Would you copy out the whole listing exactly as given?
<<<<
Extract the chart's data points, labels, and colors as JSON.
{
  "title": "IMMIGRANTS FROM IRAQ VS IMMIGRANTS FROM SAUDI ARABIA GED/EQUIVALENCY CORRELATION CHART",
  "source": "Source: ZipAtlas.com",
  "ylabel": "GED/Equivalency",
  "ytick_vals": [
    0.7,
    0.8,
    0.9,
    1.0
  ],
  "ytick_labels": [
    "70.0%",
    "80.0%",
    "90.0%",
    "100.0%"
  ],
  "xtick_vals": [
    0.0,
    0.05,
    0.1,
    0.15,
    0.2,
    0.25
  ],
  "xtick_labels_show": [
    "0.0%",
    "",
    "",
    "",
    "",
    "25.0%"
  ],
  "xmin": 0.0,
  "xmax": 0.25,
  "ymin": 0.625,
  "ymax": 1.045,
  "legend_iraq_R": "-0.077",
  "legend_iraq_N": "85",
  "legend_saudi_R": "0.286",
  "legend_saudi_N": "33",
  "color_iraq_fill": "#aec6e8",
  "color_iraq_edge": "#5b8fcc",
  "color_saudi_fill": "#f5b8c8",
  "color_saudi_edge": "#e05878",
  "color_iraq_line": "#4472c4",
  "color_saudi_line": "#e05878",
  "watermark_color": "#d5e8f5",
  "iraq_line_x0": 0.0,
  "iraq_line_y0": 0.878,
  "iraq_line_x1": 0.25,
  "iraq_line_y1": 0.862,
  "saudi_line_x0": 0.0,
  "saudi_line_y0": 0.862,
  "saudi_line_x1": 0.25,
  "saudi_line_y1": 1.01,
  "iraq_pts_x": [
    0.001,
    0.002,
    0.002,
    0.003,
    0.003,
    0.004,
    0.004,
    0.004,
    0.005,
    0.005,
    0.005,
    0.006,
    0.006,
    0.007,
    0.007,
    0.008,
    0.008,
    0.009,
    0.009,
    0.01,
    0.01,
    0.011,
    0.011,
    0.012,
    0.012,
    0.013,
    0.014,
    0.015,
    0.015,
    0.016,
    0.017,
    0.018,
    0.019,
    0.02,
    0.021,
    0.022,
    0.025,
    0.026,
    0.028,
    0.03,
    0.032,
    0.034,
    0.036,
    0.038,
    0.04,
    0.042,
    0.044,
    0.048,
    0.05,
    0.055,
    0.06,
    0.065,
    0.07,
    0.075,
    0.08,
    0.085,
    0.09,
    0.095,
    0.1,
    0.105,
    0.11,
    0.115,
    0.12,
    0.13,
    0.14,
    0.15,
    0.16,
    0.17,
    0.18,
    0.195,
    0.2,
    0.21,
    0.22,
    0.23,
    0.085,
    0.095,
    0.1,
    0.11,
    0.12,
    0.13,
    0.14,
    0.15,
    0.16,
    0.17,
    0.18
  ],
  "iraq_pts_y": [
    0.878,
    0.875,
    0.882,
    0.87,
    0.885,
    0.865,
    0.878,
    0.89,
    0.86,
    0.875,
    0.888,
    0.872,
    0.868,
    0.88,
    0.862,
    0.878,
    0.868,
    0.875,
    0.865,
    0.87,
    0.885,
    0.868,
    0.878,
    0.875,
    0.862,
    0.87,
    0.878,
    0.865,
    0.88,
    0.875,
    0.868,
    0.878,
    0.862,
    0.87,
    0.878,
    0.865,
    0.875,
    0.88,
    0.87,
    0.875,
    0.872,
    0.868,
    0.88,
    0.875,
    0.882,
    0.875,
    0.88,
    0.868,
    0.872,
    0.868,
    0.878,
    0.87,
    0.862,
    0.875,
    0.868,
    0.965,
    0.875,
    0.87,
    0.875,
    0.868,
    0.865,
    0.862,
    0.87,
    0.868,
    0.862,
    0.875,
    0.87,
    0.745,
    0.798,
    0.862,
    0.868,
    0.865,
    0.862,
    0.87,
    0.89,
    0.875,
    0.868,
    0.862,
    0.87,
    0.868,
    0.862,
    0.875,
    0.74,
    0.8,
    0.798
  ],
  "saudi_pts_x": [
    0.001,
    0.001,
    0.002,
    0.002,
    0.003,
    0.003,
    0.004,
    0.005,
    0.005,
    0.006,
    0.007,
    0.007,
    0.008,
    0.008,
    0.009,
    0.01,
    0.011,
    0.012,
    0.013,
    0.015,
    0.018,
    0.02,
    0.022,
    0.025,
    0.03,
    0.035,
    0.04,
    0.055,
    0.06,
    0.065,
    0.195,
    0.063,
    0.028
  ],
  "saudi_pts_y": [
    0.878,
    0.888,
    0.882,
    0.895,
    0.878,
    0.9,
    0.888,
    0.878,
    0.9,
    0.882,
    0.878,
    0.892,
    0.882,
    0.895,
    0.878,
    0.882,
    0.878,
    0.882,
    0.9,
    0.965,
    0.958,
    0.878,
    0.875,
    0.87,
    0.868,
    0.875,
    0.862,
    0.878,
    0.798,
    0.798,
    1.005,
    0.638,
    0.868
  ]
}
>>>>
--- EXERCISE ANSWER ---
Extract the chart's data points, labels, and colors as JSON.
{
  "title": "IMMIGRANTS FROM IRAQ VS IMMIGRANTS FROM SAUDI ARABIA GED/EQUIVALENCY CORRELATION CHART",
  "source": "Source: ZipAtlas.com",
  "ylabel": "GED/Equivalency",
  "ytick_vals": [
    0.7,
    0.8,
    0.9,
    1.0
  ],
  "ytick_labels": [
    "70.0%",
    "80.0%",
    "90.0%",
    "100.0%"
  ],
  "xtick_vals": [
    0.0,
    0.05,
    0.1,
    0.15,
    0.2,
    0.25
  ],
  "xtick_labels_show": [
    "0.0%",
    "",
    "",
    "",
    "",
    "25.0%"
  ],
  "xmin": 0.0,
  "xmax": 0.25,
  "ymin": 0.625,
  "ymax": 1.045,
  "legend_iraq_R": "-0.077",
  "legend_iraq_N": "85",
  "legend_saudi_R": "0.286",
  "legend_saudi_N": "33",
  "color_iraq_fill": "#aec6e8",
  "color_iraq_edge": "#5b8fcc",
  "color_saudi_fill": "#f5b8c8",
  "color_saudi_edge": "#e05878",
  "color_iraq_line": "#4472c4",
  "color_saudi_line": "#e05878",
  "watermark_color": "#d5e8f5",
  "iraq_line_x0": 0.0,
  "iraq_line_y0": 0.878,
  "iraq_line_x1": 0.25,
  "iraq_line_y1": 0.862,
  "saudi_line_x0": 0.0,
  "saudi_line_y0": 0.862,
  "saudi_line_x1": 0.25,
  "saudi_line_y1": 1.01,
  "iraq_pts_x": [
    0.001,
    0.002,
    0.002,
    0.003,
    0.003,
    0.004,
    0.004,
    0.004,
    0.005,
    0.005,
    0.005,
    0.006,
    0.006,
    0.007,
    0.007,
    0.008,
    0.008,
    0.009,
    0.009,
    0.01,
    0.01,
    0.011,
    0.011,
    0.012,
    0.012,
    0.013,
    0.014,
    0.015,
    0.015,
    0.016,
    0.017,
    0.018,
    0.019,
    0.02,
    0.021,
    0.022,
    0.025,
    0.026,
    0.028,
    0.03,
    0.032,
    0.034,
    0.036,
    0.038,
    0.04,
    0.042,
    0.044,
    0.048,
    0.05,
    0.055,
    0.06,
    0.065,
    0.07,
    0.075,
    0.08,
    0.085,
    0.09,
    0.095,
    0.1,
    0.105,
    0.11,
    0.115,
    0.12,
    0.13,
    0.14,
    0.15,
    0.16,
    0.17,
    0.18,
    0.195,
    0.2,
    0.21,
    0.22,
    0.23,
    0.085,
    0.095,
    0.1,
    0.11,
    0.12,
    0.13,
    0.14,
    0.15,
    0.16,
    0.17,
    0.18
  ],
  "iraq_pts_y": [
    0.878,
    0.875,
    0.882,
    0.87,
    0.885,
    0.865,
    0.878,
    0.89,
    0.86,
    0.875,
    0.888,
    0.872,
    0.868,
    0.88,
    0.862,
    0.878,
    0.868,
    0.875,
    0.865,
    0.87,
    0.885,
    0.868,
    0.878,
    0.875,
    0.862,
    0.87,
    0.878,
    0.865,
    0.88,
    0.875,
    0.868,
    0.878,
    0.862,
    0.87,
    0.878,
    0.865,
    0.875,
    0.88,
    0.87,
    0.875,
    0.872,
    0.868,
    0.88,
    0.875,
    0.882,
    0.875,
    0.88,
    0.868,
    0.872,
    0.868,
    0.878,
    0.87,
    0.862,
    0.875,
    0.868,
    0.965,
    0.875,
    0.87,
    0.875,
    0.868,
    0.865,
    0.862,
    0.87,
    0.868,
    0.862,
    0.875,
    0.87,
    0.745,
    0.798,
    0.862,
    0.868,
    0.865,
    0.862,
    0.87,
    0.89,
    0.875,
    0.868,
    0.862,
    0.87,
    0.868,
    0.862,
    0.875,
    0.74,
    0.8,
    0.798
  ],
  "saudi_pts_x": [
    0.001,
    0.001,
    0.002,
    0.002,
    0.003,
    0.003,
    0.004,
    0.005,
    0.005,
    0.006,
    0.007,
    0.007,
    0.008,
    0.008,
    0.009,
    0.01,
    0.011,
    0.012,
    0.013,
    0.015,
    0.018,
    0.02,
    0.022,
    0.025,
    0.03,
    0.035,
    0.04,
    0.055,
    0.06,
    0.065,
    0.195,
    0.063,
    0.028
  ],
  "saudi_pts_y": [
    0.878,
    0.888,
    0.882,
    0.895,
    0.878,
    0.9,
    0.888,
    0.878,
    0.9,
    0.882,
    0.878,
    0.892,
    0.882,
    0.895,
    0.878,
    0.882,
    0.878,
    0.882,
    0.9,
    0.965,
    0.958,
    0.878,
    0.875,
    0.87,
    0.868,
    0.875,
    0.862,
    0.878,
    0.798,
    0.798,
    1.005,
    0.638,
    0.868
  ]
}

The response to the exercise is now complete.